» **Data lines**

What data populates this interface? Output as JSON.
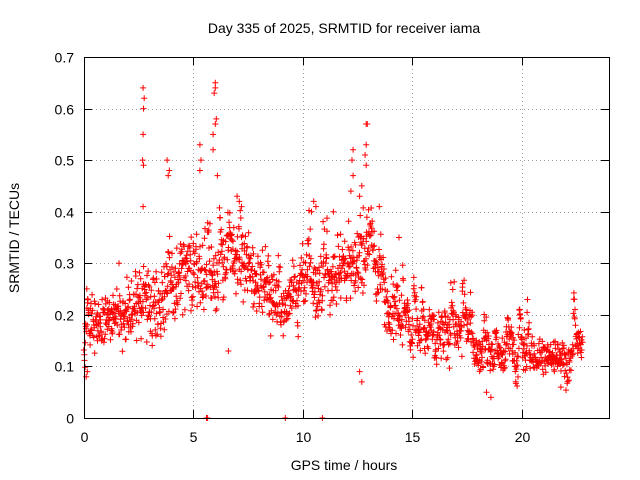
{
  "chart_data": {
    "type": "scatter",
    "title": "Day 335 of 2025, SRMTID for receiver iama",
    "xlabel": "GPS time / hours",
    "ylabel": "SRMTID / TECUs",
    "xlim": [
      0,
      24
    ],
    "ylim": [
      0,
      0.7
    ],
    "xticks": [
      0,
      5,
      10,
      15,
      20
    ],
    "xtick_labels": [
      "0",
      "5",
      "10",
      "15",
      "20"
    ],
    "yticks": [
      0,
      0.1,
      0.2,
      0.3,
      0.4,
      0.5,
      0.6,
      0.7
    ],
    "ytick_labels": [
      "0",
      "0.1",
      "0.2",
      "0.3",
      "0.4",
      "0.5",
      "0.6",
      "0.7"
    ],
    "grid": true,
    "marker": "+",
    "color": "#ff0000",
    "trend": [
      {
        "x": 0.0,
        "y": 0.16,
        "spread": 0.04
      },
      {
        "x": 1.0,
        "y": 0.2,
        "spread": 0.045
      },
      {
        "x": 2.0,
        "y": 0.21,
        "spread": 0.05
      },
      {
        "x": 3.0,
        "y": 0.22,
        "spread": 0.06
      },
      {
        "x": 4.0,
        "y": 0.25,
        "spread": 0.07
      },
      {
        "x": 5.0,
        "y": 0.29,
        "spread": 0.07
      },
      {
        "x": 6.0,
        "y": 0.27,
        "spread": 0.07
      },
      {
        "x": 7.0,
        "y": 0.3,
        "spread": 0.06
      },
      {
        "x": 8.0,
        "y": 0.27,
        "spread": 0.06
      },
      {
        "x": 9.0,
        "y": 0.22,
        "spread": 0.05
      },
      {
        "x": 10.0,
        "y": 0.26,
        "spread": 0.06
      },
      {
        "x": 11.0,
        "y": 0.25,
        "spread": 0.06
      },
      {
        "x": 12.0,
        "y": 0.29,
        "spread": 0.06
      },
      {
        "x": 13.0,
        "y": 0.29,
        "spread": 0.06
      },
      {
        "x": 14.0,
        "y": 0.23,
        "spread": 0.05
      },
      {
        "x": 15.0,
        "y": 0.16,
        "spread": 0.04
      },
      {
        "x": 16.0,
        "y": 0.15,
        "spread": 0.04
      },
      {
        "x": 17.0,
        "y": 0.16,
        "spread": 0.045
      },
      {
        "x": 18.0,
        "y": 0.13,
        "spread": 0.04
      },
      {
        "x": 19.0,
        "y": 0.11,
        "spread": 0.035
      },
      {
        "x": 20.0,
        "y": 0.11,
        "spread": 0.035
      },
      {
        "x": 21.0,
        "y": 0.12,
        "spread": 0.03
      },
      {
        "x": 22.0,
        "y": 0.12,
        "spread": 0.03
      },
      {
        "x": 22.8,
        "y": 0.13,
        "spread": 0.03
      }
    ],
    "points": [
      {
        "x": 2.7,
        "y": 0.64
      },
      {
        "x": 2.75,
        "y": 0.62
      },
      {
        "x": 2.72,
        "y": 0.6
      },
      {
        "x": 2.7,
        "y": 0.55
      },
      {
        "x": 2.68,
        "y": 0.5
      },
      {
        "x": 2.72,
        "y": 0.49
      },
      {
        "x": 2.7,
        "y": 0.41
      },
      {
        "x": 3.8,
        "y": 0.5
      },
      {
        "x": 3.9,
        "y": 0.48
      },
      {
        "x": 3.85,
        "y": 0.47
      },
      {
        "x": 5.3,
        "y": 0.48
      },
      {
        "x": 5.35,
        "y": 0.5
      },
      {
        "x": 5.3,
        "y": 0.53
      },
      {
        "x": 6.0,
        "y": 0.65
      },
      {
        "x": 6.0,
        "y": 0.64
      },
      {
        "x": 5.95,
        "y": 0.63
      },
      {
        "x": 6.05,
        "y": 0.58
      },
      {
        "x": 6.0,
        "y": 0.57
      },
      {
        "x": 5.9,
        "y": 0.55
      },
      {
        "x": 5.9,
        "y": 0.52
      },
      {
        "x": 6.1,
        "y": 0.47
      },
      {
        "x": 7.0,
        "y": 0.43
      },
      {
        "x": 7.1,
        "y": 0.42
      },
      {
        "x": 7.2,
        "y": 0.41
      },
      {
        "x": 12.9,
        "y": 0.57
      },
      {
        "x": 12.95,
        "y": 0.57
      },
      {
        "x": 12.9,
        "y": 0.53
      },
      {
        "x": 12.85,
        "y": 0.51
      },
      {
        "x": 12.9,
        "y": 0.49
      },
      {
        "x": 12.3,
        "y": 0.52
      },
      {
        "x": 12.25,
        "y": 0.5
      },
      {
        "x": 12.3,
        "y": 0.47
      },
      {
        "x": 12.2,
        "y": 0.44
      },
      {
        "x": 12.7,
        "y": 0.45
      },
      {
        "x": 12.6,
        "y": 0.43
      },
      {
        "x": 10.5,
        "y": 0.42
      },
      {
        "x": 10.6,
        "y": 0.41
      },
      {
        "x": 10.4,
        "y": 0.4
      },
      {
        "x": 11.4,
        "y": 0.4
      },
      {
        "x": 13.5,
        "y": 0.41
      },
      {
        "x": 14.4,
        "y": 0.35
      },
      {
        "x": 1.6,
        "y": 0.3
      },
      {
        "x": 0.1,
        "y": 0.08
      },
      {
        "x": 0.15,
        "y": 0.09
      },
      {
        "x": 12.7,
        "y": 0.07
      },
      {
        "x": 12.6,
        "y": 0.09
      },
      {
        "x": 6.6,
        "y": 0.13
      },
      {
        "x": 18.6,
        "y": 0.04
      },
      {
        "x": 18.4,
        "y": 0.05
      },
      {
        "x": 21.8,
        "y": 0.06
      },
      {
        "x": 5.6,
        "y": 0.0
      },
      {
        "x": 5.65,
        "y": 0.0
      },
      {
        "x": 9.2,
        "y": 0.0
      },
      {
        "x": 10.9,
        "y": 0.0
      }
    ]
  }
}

» **Set task**
Omit the pictures. Transcribe every record exactly.

» **Output of the task**
What data populates this interface? Output as JSON.
{
  "chart_data": {
    "type": "scatter",
    "title": "Day 335 of 2025, SRMTID for receiver iama",
    "xlabel": "GPS time / hours",
    "ylabel": "SRMTID / TECUs",
    "xlim": [
      0,
      24
    ],
    "ylim": [
      0,
      0.7
    ],
    "xticks": [
      0,
      5,
      10,
      15,
      20
    ],
    "xtick_labels": [
      "0",
      "5",
      "10",
      "15",
      "20"
    ],
    "yticks": [
      0,
      0.1,
      0.2,
      0.3,
      0.4,
      0.5,
      0.6,
      0.7
    ],
    "ytick_labels": [
      "0",
      "0.1",
      "0.2",
      "0.3",
      "0.4",
      "0.5",
      "0.6",
      "0.7"
    ],
    "grid": true,
    "marker": "+",
    "color": "#ff0000",
    "trend": [
      {
        "x": 0.0,
        "y": 0.16,
        "spread": 0.04
      },
      {
        "x": 1.0,
        "y": 0.2,
        "spread": 0.045
      },
      {
        "x": 2.0,
        "y": 0.21,
        "spread": 0.05
      },
      {
        "x": 3.0,
        "y": 0.22,
        "spread": 0.06
      },
      {
        "x": 4.0,
        "y": 0.25,
        "spread": 0.07
      },
      {
        "x": 5.0,
        "y": 0.29,
        "spread": 0.07
      },
      {
        "x": 6.0,
        "y": 0.27,
        "spread": 0.07
      },
      {
        "x": 7.0,
        "y": 0.3,
        "spread": 0.06
      },
      {
        "x": 8.0,
        "y": 0.27,
        "spread": 0.06
      },
      {
        "x": 9.0,
        "y": 0.22,
        "spread": 0.05
      },
      {
        "x": 10.0,
        "y": 0.26,
        "spread": 0.06
      },
      {
        "x": 11.0,
        "y": 0.25,
        "spread": 0.06
      },
      {
        "x": 12.0,
        "y": 0.29,
        "spread": 0.06
      },
      {
        "x": 13.0,
        "y": 0.29,
        "spread": 0.06
      },
      {
        "x": 14.0,
        "y": 0.23,
        "spread": 0.05
      },
      {
        "x": 15.0,
        "y": 0.16,
        "spread": 0.04
      },
      {
        "x": 16.0,
        "y": 0.15,
        "spread": 0.04
      },
      {
        "x": 17.0,
        "y": 0.16,
        "spread": 0.045
      },
      {
        "x": 18.0,
        "y": 0.13,
        "spread": 0.04
      },
      {
        "x": 19.0,
        "y": 0.11,
        "spread": 0.035
      },
      {
        "x": 20.0,
        "y": 0.11,
        "spread": 0.035
      },
      {
        "x": 21.0,
        "y": 0.12,
        "spread": 0.03
      },
      {
        "x": 22.0,
        "y": 0.12,
        "spread": 0.03
      },
      {
        "x": 22.8,
        "y": 0.13,
        "spread": 0.03
      }
    ],
    "points": [
      {
        "x": 2.7,
        "y": 0.64
      },
      {
        "x": 2.75,
        "y": 0.62
      },
      {
        "x": 2.72,
        "y": 0.6
      },
      {
        "x": 2.7,
        "y": 0.55
      },
      {
        "x": 2.68,
        "y": 0.5
      },
      {
        "x": 2.72,
        "y": 0.49
      },
      {
        "x": 2.7,
        "y": 0.41
      },
      {
        "x": 3.8,
        "y": 0.5
      },
      {
        "x": 3.9,
        "y": 0.48
      },
      {
        "x": 3.85,
        "y": 0.47
      },
      {
        "x": 5.3,
        "y": 0.48
      },
      {
        "x": 5.35,
        "y": 0.5
      },
      {
        "x": 5.3,
        "y": 0.53
      },
      {
        "x": 6.0,
        "y": 0.65
      },
      {
        "x": 6.0,
        "y": 0.64
      },
      {
        "x": 5.95,
        "y": 0.63
      },
      {
        "x": 6.05,
        "y": 0.58
      },
      {
        "x": 6.0,
        "y": 0.57
      },
      {
        "x": 5.9,
        "y": 0.55
      },
      {
        "x": 5.9,
        "y": 0.52
      },
      {
        "x": 6.1,
        "y": 0.47
      },
      {
        "x": 7.0,
        "y": 0.43
      },
      {
        "x": 7.1,
        "y": 0.42
      },
      {
        "x": 7.2,
        "y": 0.41
      },
      {
        "x": 12.9,
        "y": 0.57
      },
      {
        "x": 12.95,
        "y": 0.57
      },
      {
        "x": 12.9,
        "y": 0.53
      },
      {
        "x": 12.85,
        "y": 0.51
      },
      {
        "x": 12.9,
        "y": 0.49
      },
      {
        "x": 12.3,
        "y": 0.52
      },
      {
        "x": 12.25,
        "y": 0.5
      },
      {
        "x": 12.3,
        "y": 0.47
      },
      {
        "x": 12.2,
        "y": 0.44
      },
      {
        "x": 12.7,
        "y": 0.45
      },
      {
        "x": 12.6,
        "y": 0.43
      },
      {
        "x": 10.5,
        "y": 0.42
      },
      {
        "x": 10.6,
        "y": 0.41
      },
      {
        "x": 10.4,
        "y": 0.4
      },
      {
        "x": 11.4,
        "y": 0.4
      },
      {
        "x": 13.5,
        "y": 0.41
      },
      {
        "x": 14.4,
        "y": 0.35
      },
      {
        "x": 1.6,
        "y": 0.3
      },
      {
        "x": 0.1,
        "y": 0.08
      },
      {
        "x": 0.15,
        "y": 0.09
      },
      {
        "x": 12.7,
        "y": 0.07
      },
      {
        "x": 12.6,
        "y": 0.09
      },
      {
        "x": 6.6,
        "y": 0.13
      },
      {
        "x": 18.6,
        "y": 0.04
      },
      {
        "x": 18.4,
        "y": 0.05
      },
      {
        "x": 21.8,
        "y": 0.06
      },
      {
        "x": 5.6,
        "y": 0.0
      },
      {
        "x": 5.65,
        "y": 0.0
      },
      {
        "x": 9.2,
        "y": 0.0
      },
      {
        "x": 10.9,
        "y": 0.0
      }
    ]
  }
}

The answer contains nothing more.